Goal of the exercise »
In the conversation transcript, what does Nancy Gabriel's former undergraduate student say he will miss about the institution?

Text »
## begin

Somehow, the adults who had chosen this as a path managed to create the space where we knew it was safe. I was in high school then.  I had a kind of intuitive understanding of what trusts looked like and felt like. That’s part of what began and I tried to create. But if you’ve not seen it, and experienced it, you don’t know what you don’t know.

Liz Miller

The way that Belvie and Dedan’s work has rippled through our lives and our experiences and now into this other generation that we’re lucky to work with. One of the deepest impacts is these unexpected openings when you can kind of feel life breath come back into the room.

And it isn’t because there’s an instruction for how to do that. There’s no manual saying “follow these steps and this is how this will come to life.”

There’s a really deep trust that we experienced with Belvie and Dedan that shows up when you’re able to believe in that space in a new way. What I see that create for young people is an animacy that I think is deeply missing. In most spaces for learning and living right now. No matter how old or young you are, I think it’s hard to be a human being in this time. So there’s a breath of joy that is the ripple effect of their work. And there’s a ripple of realness.

Beth Tener 

Nancy, what did you notice, as you listen to those conversations about intergenerational connections?

Nancy Gabriel

It circles back to something I said a minute ago about the way we show up and the attitudes that we come into the room or the group with. Belvie is such a warm, loving presence. The minute she walks into a room that’s having an impact. I think she also walks into the room, genuinely caring and interested in what the young person has to say, what they think, and how they feel. She really values that.

Too often right now, we don’t have those spaces, as young people, to be seen and valued by people with experience. I worked with an undergraduate student recently. He just graduated. I asked “what’s something you’re going to miss about this institution?” He said, “I’m going to miss our time together.” I was so surprised. He said, “Because you gave me confidence. It was the first time that I shared my ideas and you listened to them and said “these are valuable. We’re going to integrate this into our work.”

Then he went on to participate in other programming. He said, “I showed up, feeling “I’ve got ideas, and they’re worth sharing.” I was so struck by that, because I think often in higher ed, and in many places, it’s not assumed that young people have something that’s so valuable that you’re going to revise your programming to include their input. I think it is so critical for those of us who are older to show up in that way…because, know a lot! They have experienced a lot and their perspective and the way they view things is just different from how I grew up, what I knew, and what I’ve learned.

## end

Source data
## begin

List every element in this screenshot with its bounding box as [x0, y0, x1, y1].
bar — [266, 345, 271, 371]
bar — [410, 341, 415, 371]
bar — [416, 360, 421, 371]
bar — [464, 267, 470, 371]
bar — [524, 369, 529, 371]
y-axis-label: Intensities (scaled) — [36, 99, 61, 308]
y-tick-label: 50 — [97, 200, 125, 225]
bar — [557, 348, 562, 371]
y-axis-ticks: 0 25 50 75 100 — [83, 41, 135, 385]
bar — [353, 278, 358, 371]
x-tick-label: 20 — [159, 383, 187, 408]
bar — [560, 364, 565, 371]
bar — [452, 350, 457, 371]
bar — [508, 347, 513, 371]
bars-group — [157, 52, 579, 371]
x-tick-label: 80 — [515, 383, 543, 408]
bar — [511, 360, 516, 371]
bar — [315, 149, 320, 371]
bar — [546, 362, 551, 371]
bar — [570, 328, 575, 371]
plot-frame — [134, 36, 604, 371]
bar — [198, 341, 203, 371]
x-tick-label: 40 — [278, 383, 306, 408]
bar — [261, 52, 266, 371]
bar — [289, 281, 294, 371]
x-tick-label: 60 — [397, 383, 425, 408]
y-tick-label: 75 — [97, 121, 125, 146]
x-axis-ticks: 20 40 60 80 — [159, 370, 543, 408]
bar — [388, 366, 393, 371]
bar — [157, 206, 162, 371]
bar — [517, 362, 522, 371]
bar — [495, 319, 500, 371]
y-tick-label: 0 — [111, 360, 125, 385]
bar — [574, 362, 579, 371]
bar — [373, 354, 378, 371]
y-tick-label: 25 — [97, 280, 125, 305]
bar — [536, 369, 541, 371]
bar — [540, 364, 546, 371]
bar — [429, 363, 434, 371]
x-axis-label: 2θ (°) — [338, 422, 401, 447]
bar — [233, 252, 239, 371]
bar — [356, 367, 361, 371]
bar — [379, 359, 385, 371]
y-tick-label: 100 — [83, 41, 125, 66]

## end

Response to the task »
He says he will miss their time together.